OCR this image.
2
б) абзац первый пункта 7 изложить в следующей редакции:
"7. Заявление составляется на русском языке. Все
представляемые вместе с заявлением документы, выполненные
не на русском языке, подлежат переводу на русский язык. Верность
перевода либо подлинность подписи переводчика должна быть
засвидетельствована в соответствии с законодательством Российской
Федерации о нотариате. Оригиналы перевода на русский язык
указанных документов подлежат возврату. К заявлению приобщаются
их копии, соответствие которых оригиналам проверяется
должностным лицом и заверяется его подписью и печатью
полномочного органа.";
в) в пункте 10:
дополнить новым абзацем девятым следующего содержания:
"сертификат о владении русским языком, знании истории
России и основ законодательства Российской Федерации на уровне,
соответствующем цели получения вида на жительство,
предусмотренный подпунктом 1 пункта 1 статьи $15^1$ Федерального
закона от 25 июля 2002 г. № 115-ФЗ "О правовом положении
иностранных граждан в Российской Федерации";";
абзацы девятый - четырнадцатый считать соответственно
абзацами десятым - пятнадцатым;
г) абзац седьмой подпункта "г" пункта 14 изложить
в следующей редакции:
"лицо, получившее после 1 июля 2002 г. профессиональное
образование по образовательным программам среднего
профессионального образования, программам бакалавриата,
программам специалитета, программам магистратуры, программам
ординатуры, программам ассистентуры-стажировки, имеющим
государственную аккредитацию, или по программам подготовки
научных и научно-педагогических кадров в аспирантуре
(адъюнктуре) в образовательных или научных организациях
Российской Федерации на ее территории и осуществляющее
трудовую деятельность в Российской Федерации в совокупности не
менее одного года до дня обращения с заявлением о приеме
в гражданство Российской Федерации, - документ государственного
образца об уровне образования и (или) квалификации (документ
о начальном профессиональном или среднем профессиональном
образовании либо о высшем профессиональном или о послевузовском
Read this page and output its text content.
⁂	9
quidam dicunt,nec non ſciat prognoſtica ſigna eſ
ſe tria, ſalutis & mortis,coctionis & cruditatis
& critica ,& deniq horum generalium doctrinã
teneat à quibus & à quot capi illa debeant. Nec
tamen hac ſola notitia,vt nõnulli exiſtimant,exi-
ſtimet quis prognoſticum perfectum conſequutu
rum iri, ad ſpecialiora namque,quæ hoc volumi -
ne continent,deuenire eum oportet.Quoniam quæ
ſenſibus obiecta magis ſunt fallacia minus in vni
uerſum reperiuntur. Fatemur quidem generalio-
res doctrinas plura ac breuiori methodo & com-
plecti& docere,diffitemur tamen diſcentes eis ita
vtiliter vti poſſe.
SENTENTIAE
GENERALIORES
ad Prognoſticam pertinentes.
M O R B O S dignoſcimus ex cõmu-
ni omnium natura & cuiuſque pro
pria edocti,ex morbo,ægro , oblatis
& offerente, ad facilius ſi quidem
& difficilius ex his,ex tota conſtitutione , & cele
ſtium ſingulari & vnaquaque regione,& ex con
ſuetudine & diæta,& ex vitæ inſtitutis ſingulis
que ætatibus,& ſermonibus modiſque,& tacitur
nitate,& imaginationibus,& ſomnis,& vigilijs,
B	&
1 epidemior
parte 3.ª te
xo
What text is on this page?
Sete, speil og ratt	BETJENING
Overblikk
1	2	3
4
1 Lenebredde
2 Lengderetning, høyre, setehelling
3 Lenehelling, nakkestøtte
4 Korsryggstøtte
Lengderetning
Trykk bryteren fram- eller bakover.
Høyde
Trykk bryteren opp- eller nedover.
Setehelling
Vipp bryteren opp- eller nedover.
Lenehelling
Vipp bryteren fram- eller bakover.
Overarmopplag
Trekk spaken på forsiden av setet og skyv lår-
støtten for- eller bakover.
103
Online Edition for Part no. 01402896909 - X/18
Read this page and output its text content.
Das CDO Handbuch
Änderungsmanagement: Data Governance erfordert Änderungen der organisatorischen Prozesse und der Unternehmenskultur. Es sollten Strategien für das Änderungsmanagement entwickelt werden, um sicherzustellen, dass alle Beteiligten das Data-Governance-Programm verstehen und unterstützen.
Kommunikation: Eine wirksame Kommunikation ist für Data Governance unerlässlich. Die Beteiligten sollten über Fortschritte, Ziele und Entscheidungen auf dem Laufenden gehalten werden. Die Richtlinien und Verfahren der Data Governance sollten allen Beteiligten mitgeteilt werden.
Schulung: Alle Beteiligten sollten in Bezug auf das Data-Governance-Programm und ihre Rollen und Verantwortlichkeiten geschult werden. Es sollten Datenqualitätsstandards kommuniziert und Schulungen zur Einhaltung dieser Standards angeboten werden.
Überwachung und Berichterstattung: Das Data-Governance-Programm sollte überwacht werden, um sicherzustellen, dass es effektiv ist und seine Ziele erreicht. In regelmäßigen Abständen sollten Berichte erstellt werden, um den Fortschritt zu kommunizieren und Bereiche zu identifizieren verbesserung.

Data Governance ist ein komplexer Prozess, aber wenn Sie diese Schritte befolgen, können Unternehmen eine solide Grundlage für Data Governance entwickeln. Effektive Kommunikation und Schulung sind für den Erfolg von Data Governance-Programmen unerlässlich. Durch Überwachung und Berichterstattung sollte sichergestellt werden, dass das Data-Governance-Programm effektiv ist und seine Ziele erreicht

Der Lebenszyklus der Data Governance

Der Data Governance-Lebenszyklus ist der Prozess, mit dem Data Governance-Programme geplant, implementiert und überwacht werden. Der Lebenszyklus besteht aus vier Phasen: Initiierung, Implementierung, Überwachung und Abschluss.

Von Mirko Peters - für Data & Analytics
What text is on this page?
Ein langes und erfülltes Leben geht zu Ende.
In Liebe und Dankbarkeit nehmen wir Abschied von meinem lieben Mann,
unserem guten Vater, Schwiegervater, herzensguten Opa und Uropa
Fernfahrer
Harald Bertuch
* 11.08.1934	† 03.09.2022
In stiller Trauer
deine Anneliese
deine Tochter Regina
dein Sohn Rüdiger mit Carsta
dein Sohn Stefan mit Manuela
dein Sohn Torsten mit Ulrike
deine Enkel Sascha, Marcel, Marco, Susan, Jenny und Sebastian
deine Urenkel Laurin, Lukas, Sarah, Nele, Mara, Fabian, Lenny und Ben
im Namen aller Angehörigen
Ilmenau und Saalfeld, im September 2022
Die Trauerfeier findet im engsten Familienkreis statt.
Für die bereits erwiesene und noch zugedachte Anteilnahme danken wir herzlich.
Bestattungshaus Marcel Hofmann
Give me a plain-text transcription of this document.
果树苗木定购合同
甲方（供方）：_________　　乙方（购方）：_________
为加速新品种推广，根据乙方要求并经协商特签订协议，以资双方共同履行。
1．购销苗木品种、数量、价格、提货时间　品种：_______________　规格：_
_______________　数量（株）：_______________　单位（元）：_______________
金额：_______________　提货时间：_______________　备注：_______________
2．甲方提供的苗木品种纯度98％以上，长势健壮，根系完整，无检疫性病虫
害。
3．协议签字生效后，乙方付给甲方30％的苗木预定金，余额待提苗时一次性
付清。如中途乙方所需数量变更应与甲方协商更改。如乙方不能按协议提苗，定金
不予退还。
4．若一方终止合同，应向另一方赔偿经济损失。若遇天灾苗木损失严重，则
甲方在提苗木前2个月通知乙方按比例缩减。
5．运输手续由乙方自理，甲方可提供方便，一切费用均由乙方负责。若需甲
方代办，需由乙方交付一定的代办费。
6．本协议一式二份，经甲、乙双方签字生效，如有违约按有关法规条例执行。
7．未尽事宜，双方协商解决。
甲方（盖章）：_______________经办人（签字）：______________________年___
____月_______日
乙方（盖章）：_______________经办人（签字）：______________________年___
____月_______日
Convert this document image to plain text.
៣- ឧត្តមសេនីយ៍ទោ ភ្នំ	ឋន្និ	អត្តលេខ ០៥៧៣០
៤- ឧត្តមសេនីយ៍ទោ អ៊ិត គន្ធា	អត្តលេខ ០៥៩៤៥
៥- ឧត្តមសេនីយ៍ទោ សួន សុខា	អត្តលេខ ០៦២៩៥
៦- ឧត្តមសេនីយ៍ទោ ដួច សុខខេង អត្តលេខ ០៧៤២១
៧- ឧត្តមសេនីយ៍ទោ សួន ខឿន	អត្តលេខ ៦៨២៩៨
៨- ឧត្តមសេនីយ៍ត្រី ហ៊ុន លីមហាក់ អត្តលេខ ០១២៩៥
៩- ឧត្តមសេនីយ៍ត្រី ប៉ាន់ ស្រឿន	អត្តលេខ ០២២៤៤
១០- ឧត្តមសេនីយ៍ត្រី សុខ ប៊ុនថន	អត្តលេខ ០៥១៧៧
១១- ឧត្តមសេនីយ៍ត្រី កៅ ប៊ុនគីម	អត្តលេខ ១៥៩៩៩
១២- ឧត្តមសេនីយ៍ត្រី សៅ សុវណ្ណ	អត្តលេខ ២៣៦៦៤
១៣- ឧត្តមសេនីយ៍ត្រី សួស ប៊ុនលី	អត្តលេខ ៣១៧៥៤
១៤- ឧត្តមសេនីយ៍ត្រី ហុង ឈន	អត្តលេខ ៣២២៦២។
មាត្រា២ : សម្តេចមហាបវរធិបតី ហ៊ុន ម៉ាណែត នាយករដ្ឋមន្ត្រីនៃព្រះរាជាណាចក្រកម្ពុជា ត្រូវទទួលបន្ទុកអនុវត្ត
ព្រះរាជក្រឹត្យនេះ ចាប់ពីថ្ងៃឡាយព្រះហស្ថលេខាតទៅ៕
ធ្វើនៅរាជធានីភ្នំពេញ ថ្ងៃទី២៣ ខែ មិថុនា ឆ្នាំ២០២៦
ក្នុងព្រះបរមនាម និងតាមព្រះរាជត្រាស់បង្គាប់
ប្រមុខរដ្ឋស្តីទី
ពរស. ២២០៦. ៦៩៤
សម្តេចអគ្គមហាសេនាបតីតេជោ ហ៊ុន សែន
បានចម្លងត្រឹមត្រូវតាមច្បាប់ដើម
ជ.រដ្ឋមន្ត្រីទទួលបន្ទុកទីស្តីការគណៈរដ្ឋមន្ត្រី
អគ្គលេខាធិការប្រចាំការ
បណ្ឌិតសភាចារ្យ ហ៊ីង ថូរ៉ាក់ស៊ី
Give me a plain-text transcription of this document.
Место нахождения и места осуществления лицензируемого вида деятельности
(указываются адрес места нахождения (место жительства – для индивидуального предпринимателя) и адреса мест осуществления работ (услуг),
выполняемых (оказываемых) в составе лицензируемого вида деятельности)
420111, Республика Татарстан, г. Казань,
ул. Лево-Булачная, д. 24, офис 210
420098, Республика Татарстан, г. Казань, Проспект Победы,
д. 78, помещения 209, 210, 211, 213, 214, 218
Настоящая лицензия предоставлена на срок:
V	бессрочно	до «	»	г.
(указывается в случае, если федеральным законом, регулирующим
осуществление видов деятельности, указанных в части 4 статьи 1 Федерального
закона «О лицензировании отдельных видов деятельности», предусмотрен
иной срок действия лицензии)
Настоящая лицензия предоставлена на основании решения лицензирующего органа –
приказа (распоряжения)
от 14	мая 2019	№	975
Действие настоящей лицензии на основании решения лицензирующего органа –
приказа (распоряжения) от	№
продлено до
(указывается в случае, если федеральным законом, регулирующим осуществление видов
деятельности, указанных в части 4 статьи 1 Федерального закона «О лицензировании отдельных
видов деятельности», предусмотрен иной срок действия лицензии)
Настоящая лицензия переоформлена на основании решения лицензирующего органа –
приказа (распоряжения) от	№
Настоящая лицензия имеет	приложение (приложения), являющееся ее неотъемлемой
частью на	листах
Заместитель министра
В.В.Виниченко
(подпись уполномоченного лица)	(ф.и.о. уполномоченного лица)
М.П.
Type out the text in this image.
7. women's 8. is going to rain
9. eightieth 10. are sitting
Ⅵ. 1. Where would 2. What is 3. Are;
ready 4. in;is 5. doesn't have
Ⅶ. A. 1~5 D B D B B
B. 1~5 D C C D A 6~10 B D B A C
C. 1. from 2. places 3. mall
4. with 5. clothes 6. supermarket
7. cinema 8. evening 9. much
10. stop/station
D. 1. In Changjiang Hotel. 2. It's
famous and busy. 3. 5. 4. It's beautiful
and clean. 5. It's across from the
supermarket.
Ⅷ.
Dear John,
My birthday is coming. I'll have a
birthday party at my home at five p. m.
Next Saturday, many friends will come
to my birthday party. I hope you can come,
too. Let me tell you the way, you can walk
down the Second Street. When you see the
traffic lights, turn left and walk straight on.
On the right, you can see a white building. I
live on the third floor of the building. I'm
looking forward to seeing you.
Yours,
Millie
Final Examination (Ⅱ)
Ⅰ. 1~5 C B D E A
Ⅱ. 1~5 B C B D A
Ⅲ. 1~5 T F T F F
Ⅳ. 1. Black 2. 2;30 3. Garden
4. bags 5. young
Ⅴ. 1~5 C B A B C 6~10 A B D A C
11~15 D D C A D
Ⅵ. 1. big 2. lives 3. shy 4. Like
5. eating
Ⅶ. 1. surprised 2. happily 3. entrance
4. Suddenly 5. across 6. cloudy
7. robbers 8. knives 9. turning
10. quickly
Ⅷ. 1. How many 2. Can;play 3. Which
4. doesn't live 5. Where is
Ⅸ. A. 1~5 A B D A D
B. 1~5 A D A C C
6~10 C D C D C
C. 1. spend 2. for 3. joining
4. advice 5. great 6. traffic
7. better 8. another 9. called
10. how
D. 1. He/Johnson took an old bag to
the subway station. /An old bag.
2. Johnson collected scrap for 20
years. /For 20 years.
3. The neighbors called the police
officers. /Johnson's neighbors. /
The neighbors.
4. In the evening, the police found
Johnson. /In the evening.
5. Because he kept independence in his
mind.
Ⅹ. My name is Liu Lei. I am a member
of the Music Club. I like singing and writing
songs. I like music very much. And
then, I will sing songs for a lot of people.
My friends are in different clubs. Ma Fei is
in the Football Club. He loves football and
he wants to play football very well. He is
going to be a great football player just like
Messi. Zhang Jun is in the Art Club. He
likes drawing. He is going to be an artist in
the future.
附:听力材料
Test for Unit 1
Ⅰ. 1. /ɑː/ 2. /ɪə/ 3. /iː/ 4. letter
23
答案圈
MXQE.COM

*-*-*

- _THE PROBLEM_:
Copy each line in the data that holds the word "если".

- _THE COMPLETED TASK_:
(указывается в случае, если федеральным законом, регулирующим
(указывается в случае, если федеральным законом, регулирующим осуществление видов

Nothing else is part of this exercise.